● **Material**:
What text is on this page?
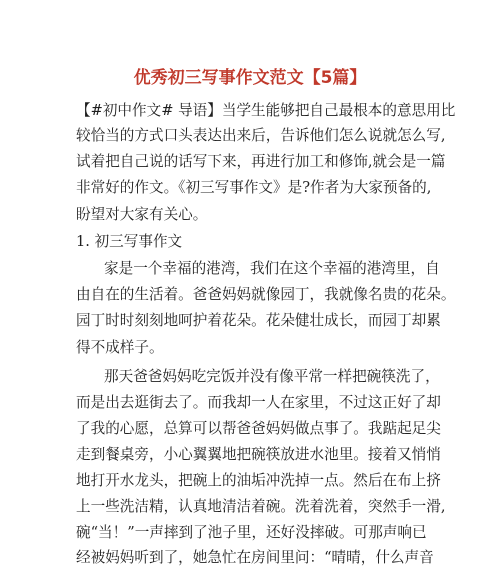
优秀初三写事作文范文【5篇】
【#初中作文# 导语】当学生能够把自己最根本的意思用比
较恰当的方式口头表达出来后，告诉他们怎么说就怎么写,
试着把自己说的话写下来，再进行加工和修饰,就会是一篇
非常好的作文。《初三写事作文》是?作者为大家预备的,
盼望对大家有关心。
1. 初三写事作文
家是一个幸福的港湾，我们在这个幸福的港湾里，自
由自在的生活着。爸爸妈妈就像园丁，我就像名贵的花朵。
园丁时时刻刻地呵护着花朵。花朵健壮成长，而园丁却累
得不成样子。
那天爸爸妈妈吃完饭并没有像平常一样把碗筷洗了，
而是出去逛街去了。而我却一人在家里，不过这正好了却
了我的心愿，总算可以帮爸爸妈妈做点事了。我踮起足尖
走到餐桌旁，小心翼翼地把碗筷放进水池里。接着又悄悄
地打开水龙头，把碗上的油垢冲洗掉一点。然后在布上挤
上一些洗洁精，认真地清洁着碗。洗着洗着，突然手一滑,
碗“当！”一声摔到了池子里，还好没摔破。可那声响已
经被妈妈听到了，她急忙在房间里问：“晴晴，什么声音
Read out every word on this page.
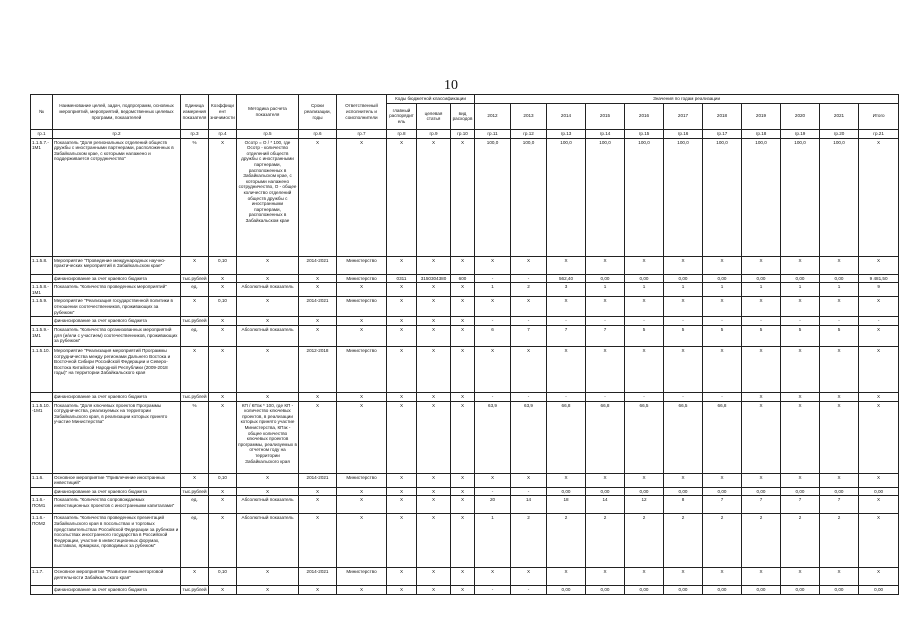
10
№	Наименование целей, задач, подпрограмм, основных мероприятий, мероприятий, ведомственных целевых программ, показателей	Единица измерения показателя	Коэффициент значимости	Методика расчета показателя	Сроки реализации, годы	Ответственный исполнитель и соисполнители	Коды бюджетной классификации			Значения по годам реализации										
							главный распорядитель	целевая статья	вид расходов	2012	2013	2014	2015	2016	2017	2018	2019	2020	2021	Итого
гр.1	гр.2	гр.3	гр.4	гр.5	гр.6	гр.7	гр.8	гр.9	гр.10	гр.11	гр.12	гр.13	гр.14	гр.15	гр.16	гр.17	гр.18	гр.19	гр.20	гр.21
1.1.5.7.-1М1	Показатель "Доля региональных отделений обществ дружбы с иностранными партнерами, расположенных в Забайкальском крае, с которыми налажено и поддерживается сотрудничество"	%	X	Осотр = О / * 100, где Осотр - количество отделений обществ дружбы с иностранными партнерами, расположенных в Забайкальском крае, с которыми налажено сотрудничество, О - общее количество отделений обществ дружбы с иностранными партнерами, расположенных в Забайкальском крае	X	X	X	X	X	100,0	100,0	100,0	100,0	100,0	100,0	100,0	100,0	100,0	100,0	X
1.1.5.8.	Мероприятие "Проведение международных научно-практических мероприятий в Забайкальском крае"	X	0,10	X	2014-2021	Министерство	X	X	X	X	X	X	X	X	X	X	X	X	X	X
	финансирование за счет краевого бюджета	тыс.рублей	X	X	X	Министерство	0311	3150304380	600	-	-	562,40	0,00	0,00	0,00	0,00	0,00	0,00	0,00	9 481,50
1.1.5.8.-1М1	Показатель "Количество проведенных мероприятий"	ед.	X	Абсолютный показатель	X	X	X	X	X	1	2	3	1	1	1	1	1	1	1	9
1.1.5.9.	Мероприятие "Реализация государственной политики в отношении соотечественников, проживающих за рубежом"	X	0,10	X	2014-2021	Министерство	X	X	X	X	X	X	X	X	X	X	X	X	X	X
	финансирование за счет краевого бюджета	тыс.рублей	X	X	X	X	X	X	X	-	-	-	-	-	-	-	-	-	-	-
1.1.5.9.-1М1	Показатель "Количество организованных мероприятий для (и/или с участием) соотечественников, проживающих за рубежом"	ед.	X	Абсолютный показатель	X	X	X	X	X	6	7	7	7	5	5	5	5	5	5	X
1.1.5.10.	Мероприятие "Реализация мероприятий Программы сотрудничества между регионами Дальнего Востока и Восточной Сибири Российской Федерации и Северо-Востока Китайской Народной Республики (2009-2018 годы)" на территории Забайкальского края	X	X	X	2012-2018	Министерство	X	X	X	X	X	X	X	X	X	X	X	X	X	X
	финансирование за счет краевого бюджета	тыс.рублей	X	X	X	X	X	X	X	-	-	-	-	-	-	-	X	X	X	X
1.1.5.10.-1М1	Показатель "Доля ключевых проектов Программы сотрудничества, реализуемых на территории Забайкальского края, в реализации которых принято участие Министерства"	%	X	КП / КПзк * 100, где КП - количество ключевых проектов, в реализации которых принято участие Министерства, КПзк - общее количество ключевых проектов программы, реализуемых в отчетном году на территории Забайкальского края	X	X	X	X	X	63,9	63,9	66,8	66,8	66,5	66,5	66,8	X	X	X	X
1.1.6.	Основное мероприятие "Привлечение иностранных инвестиций"	X	0,10	X	2014-2021	Министерство	X	X	X	X	X	X	X	X	X	X	X	X	X	X
	финансирование за счет краевого бюджета	тыс.рублей	X	X	X	X	X	X	X	-	-	0,00	0,00	0,00	0,00	0,00	0,00	0,00	0,00	0,00
1.1.6.-ПОМ1	Показатель "Количество сопровождаемых инвестиционных проектов с иностранными капиталами"	ед.	X	Абсолютный показатель	X	X	X	X	X	20	14	18	14	12	8	7	7	7	7	X
1.1.6.-ПОМ2	Показатель "Количество проведенных презентаций Забайкальского края в посольствах и торговых представительствах Российской Федерации за рубежом и посольствах иностранного государства в Российской Федерации, участие в инвестиционных форумах, выставках, ярмарках, проводимых за рубежом"	ед.	X	Абсолютный показатель	X	X	X	X	X	1	2	2	2	2	2	2	2	2	2	X
1.1.7.	Основное мероприятие "Развитие внешнеторговой деятельности Забайкальского края"	X	0,10	X	2014-2021	Министерство	X	X	X	X	X	X	X	X	X	X	X	X	X	X
	финансирование за счет краевого бюджета	тыс.рублей	X	X	X	X	X	X	X	-	-	0,00	0,00	0,00	0,00	0,00	0,00	0,00	0,00	0,00
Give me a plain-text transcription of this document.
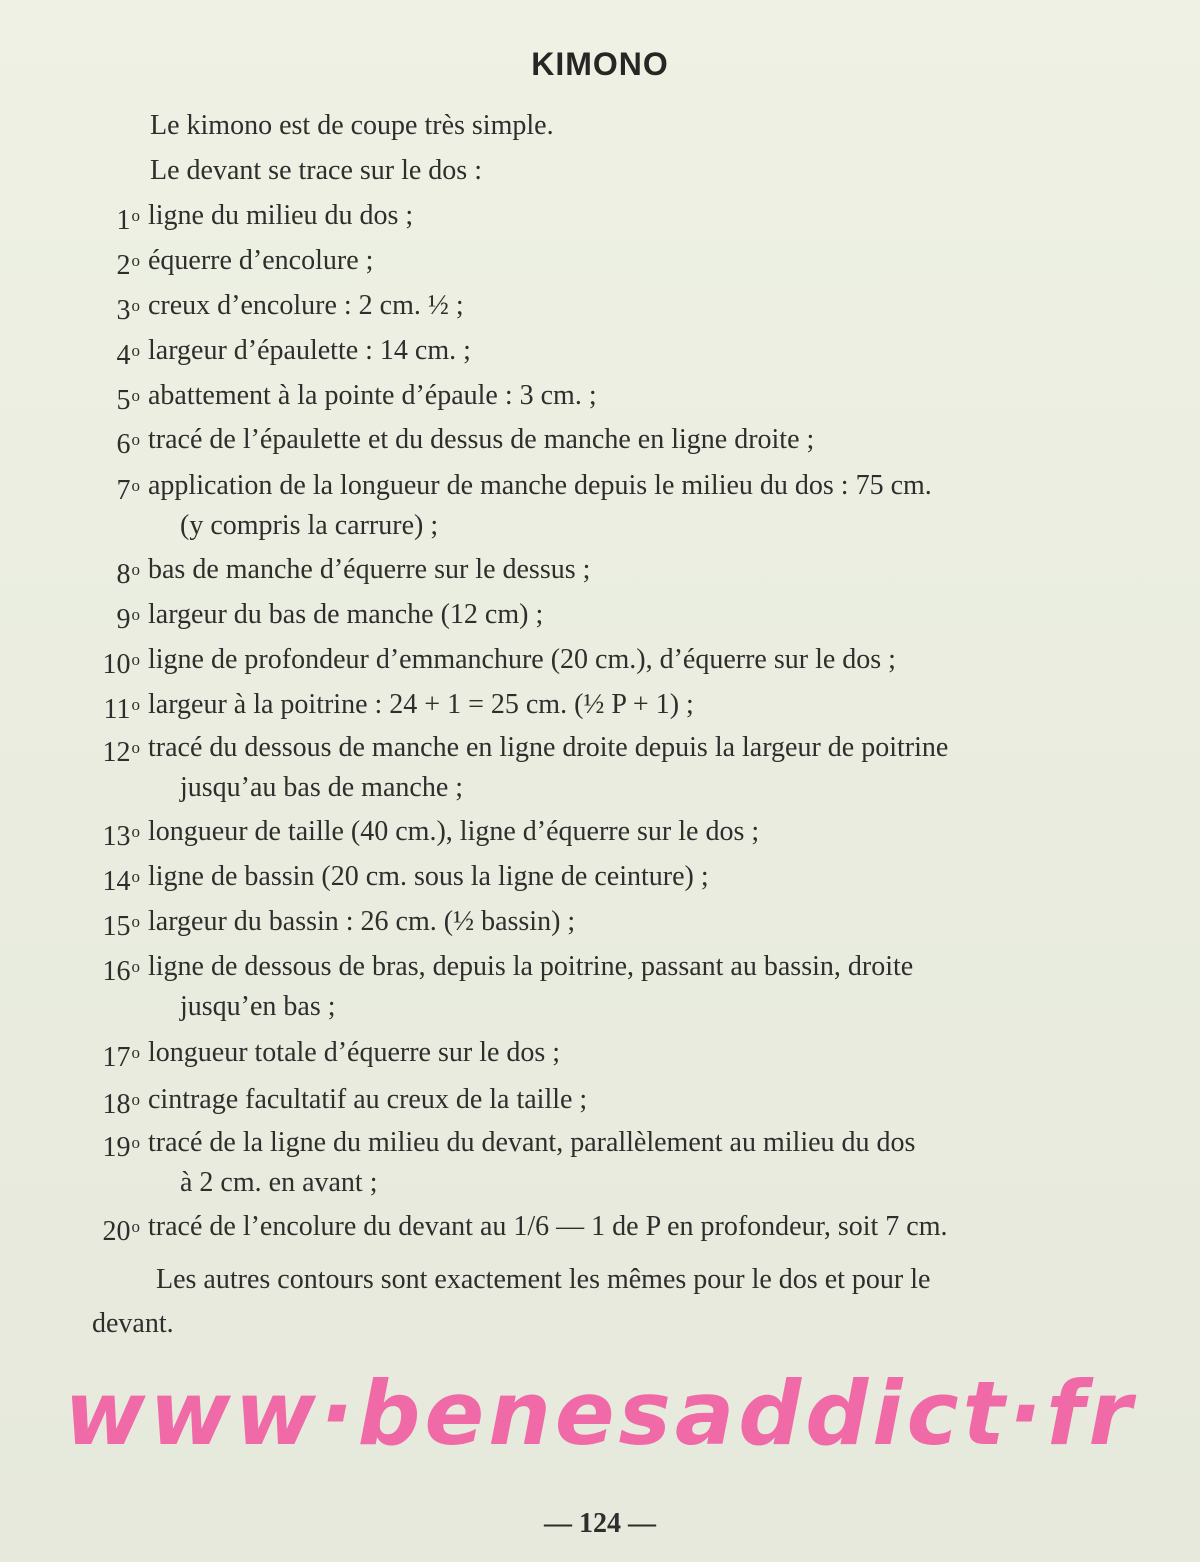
KIMONO
Le kimono est de coupe très simple.
Le devant se trace sur le dos :
1$^o$ ligne du milieu du dos ;
2$^o$ équerre d’encolure ;
3$^o$ creux d’encolure : 2 cm. ½ ;
4$^o$ largeur d’épaulette : 14 cm. ;
5$^o$ abattement à la pointe d’épaule : 3 cm. ;
6$^o$ tracé de l’épaulette et du dessus de manche en ligne droite ;
7$^o$ application de la longueur de manche depuis le milieu du dos : 75 cm.
(y compris la carrure) ;
8$^o$ bas de manche d’équerre sur le dessus ;
9$^o$ largeur du bas de manche (12 cm) ;
10$^o$ ligne de profondeur d’emmanchure (20 cm.), d’équerre sur le dos ;
11$^o$ largeur à la poitrine : 24 + 1 = 25 cm. (½ P + 1) ;
12$^o$ tracé du dessous de manche en ligne droite depuis la largeur de poitrine
jusqu’au bas de manche ;
13$^o$ longueur de taille (40 cm.), ligne d’équerre sur le dos ;
14$^o$ ligne de bassin (20 cm. sous la ligne de ceinture) ;
15$^o$ largeur du bassin : 26 cm. (½ bassin) ;
16$^o$ ligne de dessous de bras, depuis la poitrine, passant au bassin, droite
jusqu’en bas ;
17$^o$ longueur totale d’équerre sur le dos ;
18$^o$ cintrage facultatif au creux de la taille ;
19$^o$ tracé de la ligne du milieu du devant, parallèlement au milieu du dos
à 2 cm. en avant ;
20$^o$ tracé de l’encolure du devant au 1/6 — 1 de P en profondeur, soit 7 cm.
Les autres contours sont exactement les mêmes pour le dos et pour le
devant.
www·benesaddict·fr
— 124 —
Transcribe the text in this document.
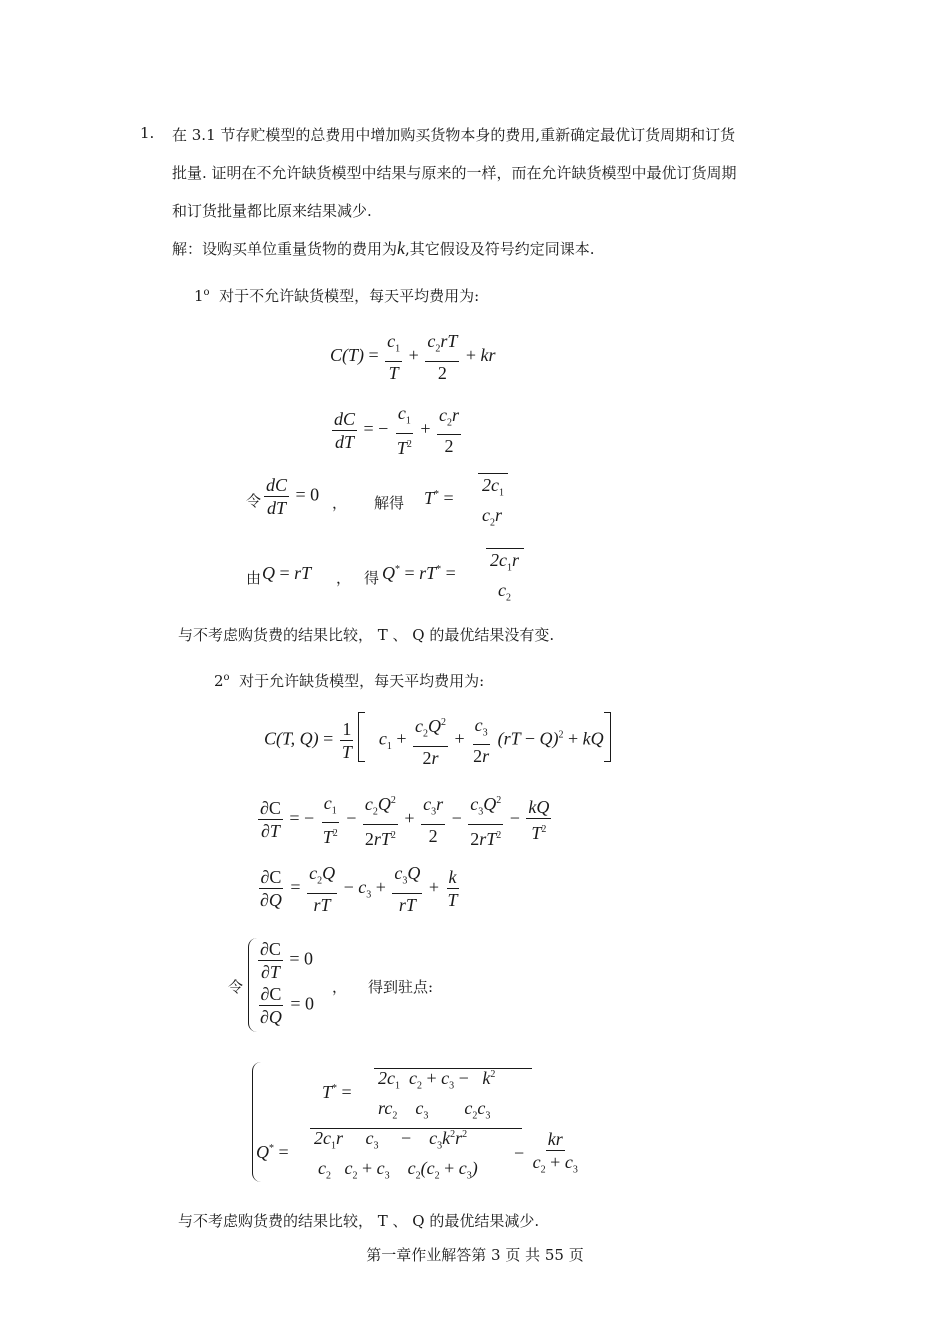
1. 在 3.1 节存贮模型的总费用中增加购买货物本身的费用,重新确定最优订货周期和订货
批量. 证明在不允许缺货模型中结果与原来的一样，而在允许缺货模型中最优订货周期
和订货批量都比原来结果减少.
解：设购买单位重量货物的费用为k,其它假设及符号约定同课本.
1$^o$ 对于不允许缺货模型，每天平均费用为:
$C(T) = \frac{c_1}{T} + \frac{c_2rT}{2}$ + kr
$\frac{dC}{dT}$ = − $\frac{c_1}{T^2} + \frac{c_2r}{2}$
令 $\frac{dC}{dT} = 0$ ， 解得 T* =
$2c_1$
$c_2r$
由 Q = rT ， 得 Q* = rT* =
$2c_1r$
$c_2$
与不考虑购货费的结果比较， T 、 Q 的最优结果没有变.
2$^o$ 对于允许缺货模型，每天平均费用为:
C(T, $Q) = \frac{1}{T} c_1 + \frac{c_2Q^2}{2r} + \frac{c_3}{2r} (rT - Q)^2$ + kQ
$\frac{\partial C}{\partial T}$ = − $\frac{c_1}{T^2} - \frac{c_2Q^2}{2rT^2} + \frac{c_3r}{2} - \frac{c_3Q^2}{2rT^2} - \frac{kQ}{T^2}$
$\frac{\partial C}{\partial Q} = \frac{c_2Q}{rT} - c_3 + \frac{c_3Q}{rT} + \frac{k}{T}$
令
$\frac{\partial C}{\partial T} = 0$
$\frac{\partial C}{\partial Q} = 0$
， 得到驻点:
T* =
$2c_1$  $c_2 + c_3 - k^2$
$rc_2$    $c_3$        $c_2c_3$
Q* =
$2c_1r$     $c_3$ −    $c_3k^2r^2$
$c_2$   $c_2 + c_3$    $c_2(c_2 + c_3)$
− $\frac{kr}{c_2 + c_3}$
与不考虑购货费的结果比较， T 、 Q 的最优结果减少.
第一章作业解答第 3 页 共 55 页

● **Work to complete**: Each line in the listing above that contains "Основное" should be copied.

● **Response to this task**:
1.1.6.	Основное мероприятие "Привлечение иностранных инвестиций"	X	0,10	X	2014-2021	Министерство	X	X	X	X	X	X	X	X	X	X	X	X	X	X
1.1.7.	Основное мероприятие "Развитие внешнеторговой деятельности Забайкальского края"	X	0,10	X	2014-2021	Министерство	X	X	X	X	X	X	X	X	X	X	X	X	X	X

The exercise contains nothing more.